- **TASK DETAILS**: Leave the pictures out and transcribe every record exactly.

- **GIVEN ENTRIES**:
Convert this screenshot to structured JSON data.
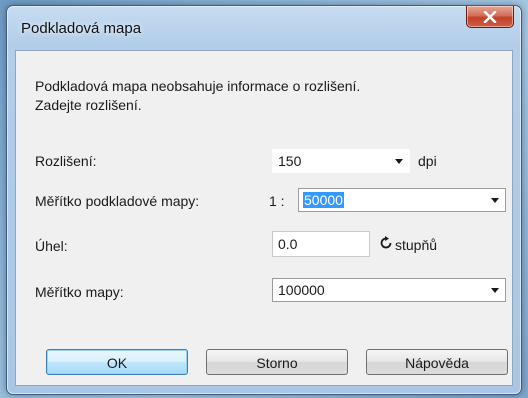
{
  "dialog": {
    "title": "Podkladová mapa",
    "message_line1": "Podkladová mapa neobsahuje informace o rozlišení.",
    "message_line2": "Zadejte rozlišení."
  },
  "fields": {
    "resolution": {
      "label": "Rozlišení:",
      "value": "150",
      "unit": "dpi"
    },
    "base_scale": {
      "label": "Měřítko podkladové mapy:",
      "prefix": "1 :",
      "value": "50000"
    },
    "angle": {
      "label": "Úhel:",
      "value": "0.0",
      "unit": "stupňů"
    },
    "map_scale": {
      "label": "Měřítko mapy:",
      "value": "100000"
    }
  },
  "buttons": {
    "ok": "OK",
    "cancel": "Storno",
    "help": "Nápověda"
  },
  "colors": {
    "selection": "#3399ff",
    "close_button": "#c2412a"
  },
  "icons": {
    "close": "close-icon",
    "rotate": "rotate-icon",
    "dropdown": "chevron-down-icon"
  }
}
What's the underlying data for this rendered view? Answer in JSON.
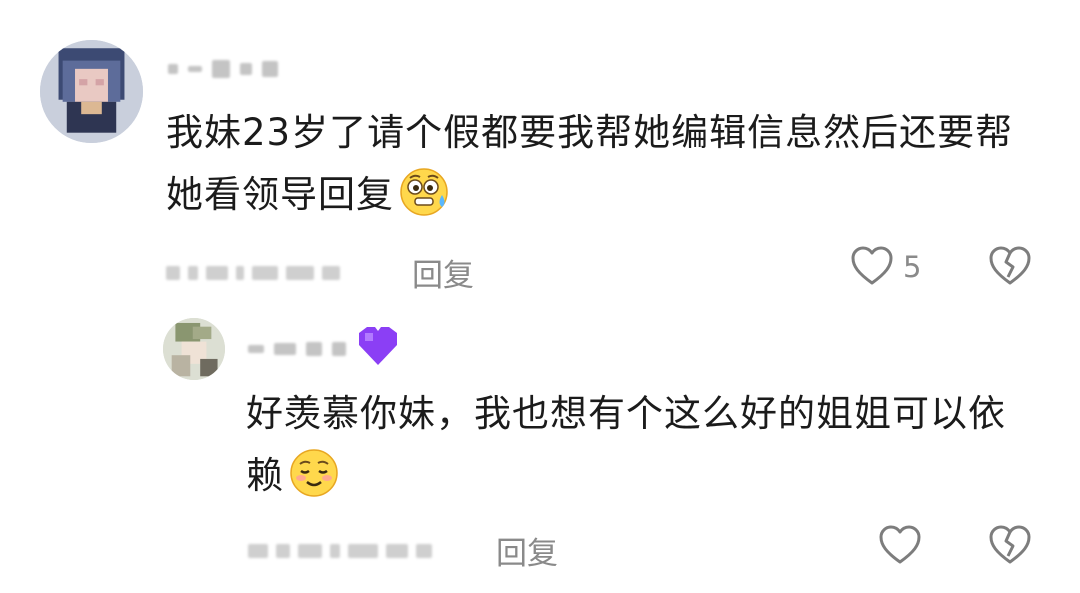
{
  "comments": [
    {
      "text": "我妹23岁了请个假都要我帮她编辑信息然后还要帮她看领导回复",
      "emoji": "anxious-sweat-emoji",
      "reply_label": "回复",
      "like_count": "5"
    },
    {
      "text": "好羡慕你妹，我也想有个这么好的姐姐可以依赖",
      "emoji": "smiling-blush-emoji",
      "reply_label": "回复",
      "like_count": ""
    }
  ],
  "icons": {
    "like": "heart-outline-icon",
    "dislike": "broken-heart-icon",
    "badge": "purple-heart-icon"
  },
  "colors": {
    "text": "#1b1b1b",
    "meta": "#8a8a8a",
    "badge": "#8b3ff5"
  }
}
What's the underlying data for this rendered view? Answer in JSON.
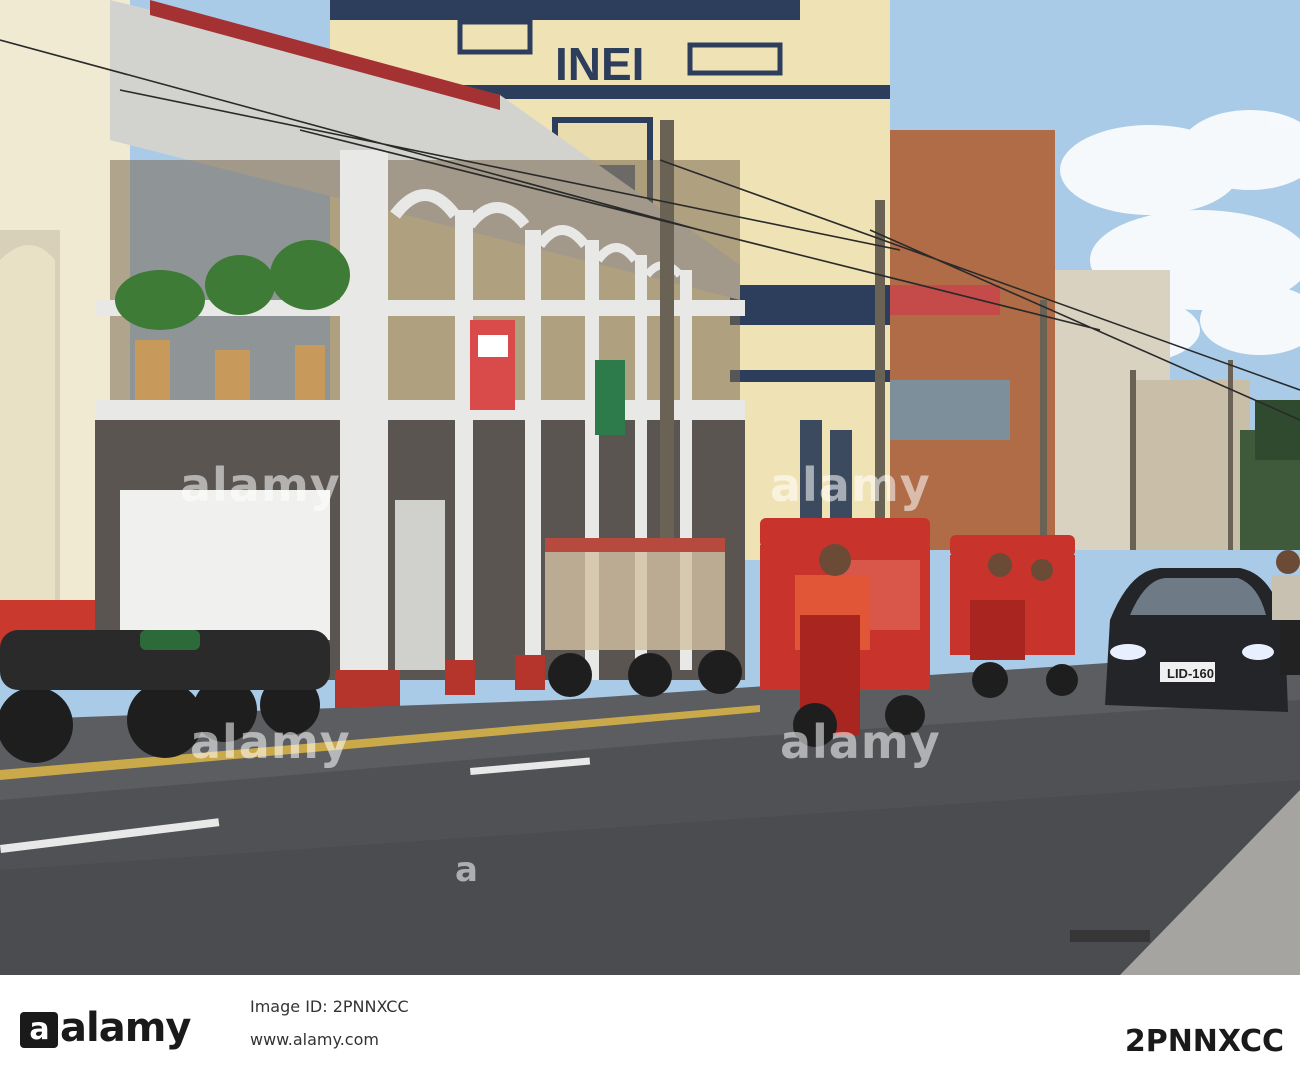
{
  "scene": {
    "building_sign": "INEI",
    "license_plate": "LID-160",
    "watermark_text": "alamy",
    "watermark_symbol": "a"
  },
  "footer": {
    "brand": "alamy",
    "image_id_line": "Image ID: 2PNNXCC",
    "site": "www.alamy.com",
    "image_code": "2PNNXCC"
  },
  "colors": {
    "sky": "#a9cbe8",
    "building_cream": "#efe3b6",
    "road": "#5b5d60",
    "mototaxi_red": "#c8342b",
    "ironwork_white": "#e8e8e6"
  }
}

- **OUTPUT**:
Convert this screenshot to structured JSON data.
{
  "dialog": {
    "title": "Podkladová mapa",
    "message_line1": "Podkladová mapa neobsahuje informace o rozlišení.",
    "message_line2": "Zadejte rozlišení."
  },
  "fields": {
    "resolution": {
      "label": "Rozlišení:",
      "value": "150",
      "unit": "dpi"
    },
    "base_scale": {
      "label": "Měřítko podkladové mapy:",
      "prefix": "1 :",
      "value": "50000"
    },
    "angle": {
      "label": "Úhel:",
      "value": "0.0",
      "unit": "stupňů"
    },
    "map_scale": {
      "label": "Měřítko mapy:",
      "value": "100000"
    }
  },
  "buttons": {
    "ok": "OK",
    "cancel": "Storno",
    "help": "Nápověda"
  },
  "colors": {
    "selection": "#3399ff",
    "close_button": "#c2412a"
  },
  "icons": {
    "close": "close-icon",
    "rotate": "rotate-icon",
    "dropdown": "chevron-down-icon"
  }
}
What's the underlying data for this rendered view? Answer in JSON.
{
  "comments": [
    {
      "text": "我妹23岁了请个假都要我帮她编辑信息然后还要帮她看领导回复",
      "emoji": "anxious-sweat-emoji",
      "reply_label": "回复",
      "like_count": "5"
    },
    {
      "text": "好羡慕你妹，我也想有个这么好的姐姐可以依赖",
      "emoji": "smiling-blush-emoji",
      "reply_label": "回复",
      "like_count": ""
    }
  ],
  "icons": {
    "like": "heart-outline-icon",
    "dislike": "broken-heart-icon",
    "badge": "purple-heart-icon"
  },
  "colors": {
    "text": "#1b1b1b",
    "meta": "#8a8a8a",
    "badge": "#8b3ff5"
  }
}
What's the underlying data for this rendered view? Answer in JSON.
{
  "scene": {
    "building_sign": "INEI",
    "license_plate": "LID-160",
    "watermark_text": "alamy",
    "watermark_symbol": "a"
  },
  "footer": {
    "brand": "alamy",
    "image_id_line": "Image ID: 2PNNXCC",
    "site": "www.alamy.com",
    "image_code": "2PNNXCC"
  },
  "colors": {
    "sky": "#a9cbe8",
    "building_cream": "#efe3b6",
    "road": "#5b5d60",
    "mototaxi_red": "#c8342b",
    "ironwork_white": "#e8e8e6"
  }
}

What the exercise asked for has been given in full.